# Exercise objective
In the data below, locate each line with the word "Loss" and list it.

○ ○ ○

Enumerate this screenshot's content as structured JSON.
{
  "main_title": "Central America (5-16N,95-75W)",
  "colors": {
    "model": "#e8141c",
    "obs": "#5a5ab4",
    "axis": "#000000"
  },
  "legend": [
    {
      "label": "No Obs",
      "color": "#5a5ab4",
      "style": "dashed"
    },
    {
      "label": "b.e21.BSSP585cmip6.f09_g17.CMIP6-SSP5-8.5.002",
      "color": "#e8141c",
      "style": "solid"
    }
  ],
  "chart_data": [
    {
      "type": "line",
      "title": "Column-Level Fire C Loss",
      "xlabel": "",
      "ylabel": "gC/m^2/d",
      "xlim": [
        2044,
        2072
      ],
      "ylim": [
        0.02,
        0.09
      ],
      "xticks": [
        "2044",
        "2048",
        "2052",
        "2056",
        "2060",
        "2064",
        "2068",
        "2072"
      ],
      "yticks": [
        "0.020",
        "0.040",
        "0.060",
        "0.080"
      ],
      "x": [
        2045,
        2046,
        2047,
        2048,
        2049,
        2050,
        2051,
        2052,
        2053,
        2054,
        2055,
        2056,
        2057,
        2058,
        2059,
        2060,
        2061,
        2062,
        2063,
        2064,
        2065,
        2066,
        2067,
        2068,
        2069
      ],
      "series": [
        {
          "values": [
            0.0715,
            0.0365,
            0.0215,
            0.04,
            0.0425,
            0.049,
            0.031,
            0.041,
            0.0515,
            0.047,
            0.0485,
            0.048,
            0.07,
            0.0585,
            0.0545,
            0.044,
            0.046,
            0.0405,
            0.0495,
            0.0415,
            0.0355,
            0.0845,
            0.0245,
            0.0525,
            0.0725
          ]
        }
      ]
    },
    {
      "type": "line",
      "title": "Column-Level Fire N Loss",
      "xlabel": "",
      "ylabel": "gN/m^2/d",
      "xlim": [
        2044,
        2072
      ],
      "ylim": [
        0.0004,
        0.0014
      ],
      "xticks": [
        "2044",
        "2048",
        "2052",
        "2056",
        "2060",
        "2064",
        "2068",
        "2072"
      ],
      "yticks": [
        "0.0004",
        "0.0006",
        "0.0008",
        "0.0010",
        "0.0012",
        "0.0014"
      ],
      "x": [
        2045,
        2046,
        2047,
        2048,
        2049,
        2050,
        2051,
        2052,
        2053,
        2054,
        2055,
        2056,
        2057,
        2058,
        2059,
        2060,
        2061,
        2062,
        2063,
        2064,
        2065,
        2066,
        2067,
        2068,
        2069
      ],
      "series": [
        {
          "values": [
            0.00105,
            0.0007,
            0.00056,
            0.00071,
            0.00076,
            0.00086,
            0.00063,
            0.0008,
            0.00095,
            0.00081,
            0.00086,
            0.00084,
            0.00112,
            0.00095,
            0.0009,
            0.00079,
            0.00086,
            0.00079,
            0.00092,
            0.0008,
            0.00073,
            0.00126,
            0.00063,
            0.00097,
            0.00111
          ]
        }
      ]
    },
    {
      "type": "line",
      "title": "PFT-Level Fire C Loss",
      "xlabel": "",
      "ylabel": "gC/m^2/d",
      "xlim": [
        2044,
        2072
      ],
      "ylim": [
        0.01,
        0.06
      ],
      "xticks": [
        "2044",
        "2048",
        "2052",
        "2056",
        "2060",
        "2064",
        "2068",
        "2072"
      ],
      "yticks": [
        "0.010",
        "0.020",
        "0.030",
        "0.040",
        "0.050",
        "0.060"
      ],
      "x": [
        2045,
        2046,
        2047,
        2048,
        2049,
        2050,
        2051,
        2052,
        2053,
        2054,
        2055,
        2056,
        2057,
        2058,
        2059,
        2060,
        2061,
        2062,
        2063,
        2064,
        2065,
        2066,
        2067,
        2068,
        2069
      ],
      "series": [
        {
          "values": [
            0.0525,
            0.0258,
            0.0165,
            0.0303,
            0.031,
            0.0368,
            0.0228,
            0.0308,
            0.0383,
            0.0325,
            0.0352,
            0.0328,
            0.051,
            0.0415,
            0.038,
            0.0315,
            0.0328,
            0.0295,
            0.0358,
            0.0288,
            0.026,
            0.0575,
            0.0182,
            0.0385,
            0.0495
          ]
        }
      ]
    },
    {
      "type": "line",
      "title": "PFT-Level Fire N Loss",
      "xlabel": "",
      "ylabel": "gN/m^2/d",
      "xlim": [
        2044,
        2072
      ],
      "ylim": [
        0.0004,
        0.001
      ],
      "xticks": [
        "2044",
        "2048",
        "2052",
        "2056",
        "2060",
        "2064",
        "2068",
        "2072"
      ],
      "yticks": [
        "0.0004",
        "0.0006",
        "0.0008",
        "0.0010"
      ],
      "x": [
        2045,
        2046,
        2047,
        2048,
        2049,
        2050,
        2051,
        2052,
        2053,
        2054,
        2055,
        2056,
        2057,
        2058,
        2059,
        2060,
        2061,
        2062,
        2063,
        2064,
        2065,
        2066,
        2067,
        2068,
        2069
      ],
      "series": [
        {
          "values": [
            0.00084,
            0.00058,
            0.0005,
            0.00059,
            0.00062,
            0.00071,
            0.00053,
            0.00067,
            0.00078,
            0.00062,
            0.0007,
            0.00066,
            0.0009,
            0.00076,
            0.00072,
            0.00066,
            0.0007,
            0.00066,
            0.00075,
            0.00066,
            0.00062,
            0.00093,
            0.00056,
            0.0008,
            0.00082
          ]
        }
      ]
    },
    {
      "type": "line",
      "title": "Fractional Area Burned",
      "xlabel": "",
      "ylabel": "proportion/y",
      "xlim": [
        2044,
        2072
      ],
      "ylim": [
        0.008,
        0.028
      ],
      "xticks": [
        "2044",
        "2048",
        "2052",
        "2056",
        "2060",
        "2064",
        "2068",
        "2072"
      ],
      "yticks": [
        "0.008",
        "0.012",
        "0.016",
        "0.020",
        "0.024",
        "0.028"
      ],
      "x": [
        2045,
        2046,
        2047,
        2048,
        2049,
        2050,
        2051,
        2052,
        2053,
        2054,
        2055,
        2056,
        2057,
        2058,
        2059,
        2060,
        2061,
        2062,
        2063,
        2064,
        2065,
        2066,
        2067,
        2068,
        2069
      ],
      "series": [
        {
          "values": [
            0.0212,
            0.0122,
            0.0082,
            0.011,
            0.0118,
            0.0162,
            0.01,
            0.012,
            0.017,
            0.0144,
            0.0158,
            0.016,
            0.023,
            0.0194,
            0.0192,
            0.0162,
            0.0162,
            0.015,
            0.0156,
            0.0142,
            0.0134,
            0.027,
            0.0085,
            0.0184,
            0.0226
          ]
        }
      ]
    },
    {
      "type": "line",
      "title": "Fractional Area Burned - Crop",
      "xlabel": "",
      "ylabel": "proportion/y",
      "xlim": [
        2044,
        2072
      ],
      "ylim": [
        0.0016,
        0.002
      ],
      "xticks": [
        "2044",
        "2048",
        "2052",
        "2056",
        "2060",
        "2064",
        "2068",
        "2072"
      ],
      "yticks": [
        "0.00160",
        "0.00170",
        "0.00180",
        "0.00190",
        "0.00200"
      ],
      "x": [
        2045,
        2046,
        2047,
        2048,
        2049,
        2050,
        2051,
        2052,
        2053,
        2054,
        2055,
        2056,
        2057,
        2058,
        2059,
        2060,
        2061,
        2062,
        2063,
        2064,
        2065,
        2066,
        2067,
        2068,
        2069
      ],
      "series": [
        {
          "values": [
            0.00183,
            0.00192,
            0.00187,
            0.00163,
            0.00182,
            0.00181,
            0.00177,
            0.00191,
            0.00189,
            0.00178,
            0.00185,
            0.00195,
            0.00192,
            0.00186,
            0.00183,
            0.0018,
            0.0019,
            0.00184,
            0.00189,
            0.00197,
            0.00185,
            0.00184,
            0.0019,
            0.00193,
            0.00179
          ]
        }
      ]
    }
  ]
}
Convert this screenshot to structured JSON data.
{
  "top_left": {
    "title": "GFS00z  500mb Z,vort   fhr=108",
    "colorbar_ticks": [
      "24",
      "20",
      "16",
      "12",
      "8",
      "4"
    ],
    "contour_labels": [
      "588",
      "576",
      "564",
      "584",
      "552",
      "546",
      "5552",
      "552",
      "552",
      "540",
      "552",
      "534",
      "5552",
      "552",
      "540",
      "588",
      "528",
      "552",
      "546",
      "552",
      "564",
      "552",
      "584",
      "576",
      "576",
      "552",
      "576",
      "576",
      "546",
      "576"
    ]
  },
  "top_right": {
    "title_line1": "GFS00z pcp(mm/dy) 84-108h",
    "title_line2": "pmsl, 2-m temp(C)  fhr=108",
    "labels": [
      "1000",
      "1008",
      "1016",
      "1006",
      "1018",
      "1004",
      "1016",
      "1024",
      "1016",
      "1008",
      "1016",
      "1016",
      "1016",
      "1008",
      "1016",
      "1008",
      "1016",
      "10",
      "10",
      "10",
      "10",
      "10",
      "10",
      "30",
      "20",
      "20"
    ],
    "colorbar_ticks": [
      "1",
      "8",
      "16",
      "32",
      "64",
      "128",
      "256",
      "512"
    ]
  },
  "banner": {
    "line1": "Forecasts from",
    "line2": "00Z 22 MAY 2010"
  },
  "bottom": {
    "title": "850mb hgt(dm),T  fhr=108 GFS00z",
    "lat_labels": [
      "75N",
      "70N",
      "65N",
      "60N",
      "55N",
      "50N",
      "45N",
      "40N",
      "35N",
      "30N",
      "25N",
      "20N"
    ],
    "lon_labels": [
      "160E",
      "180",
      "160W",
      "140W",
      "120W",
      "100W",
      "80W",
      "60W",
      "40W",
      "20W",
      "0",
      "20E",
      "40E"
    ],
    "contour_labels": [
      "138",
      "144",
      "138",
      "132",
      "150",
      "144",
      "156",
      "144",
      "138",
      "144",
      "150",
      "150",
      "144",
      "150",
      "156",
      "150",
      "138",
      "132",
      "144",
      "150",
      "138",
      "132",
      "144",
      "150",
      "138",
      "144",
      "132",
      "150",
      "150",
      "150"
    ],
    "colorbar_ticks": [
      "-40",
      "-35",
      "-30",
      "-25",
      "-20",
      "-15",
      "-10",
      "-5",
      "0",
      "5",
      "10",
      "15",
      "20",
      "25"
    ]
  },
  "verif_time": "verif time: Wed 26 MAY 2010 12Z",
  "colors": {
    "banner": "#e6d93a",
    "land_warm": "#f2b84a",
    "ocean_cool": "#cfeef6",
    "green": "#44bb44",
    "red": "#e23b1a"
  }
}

○ ○ ○

# Right answer
      "title": "Column-Level Fire C Loss",
      "title": "Column-Level Fire N Loss",
      "title": "PFT-Level Fire C Loss",
      "title": "PFT-Level Fire N Loss",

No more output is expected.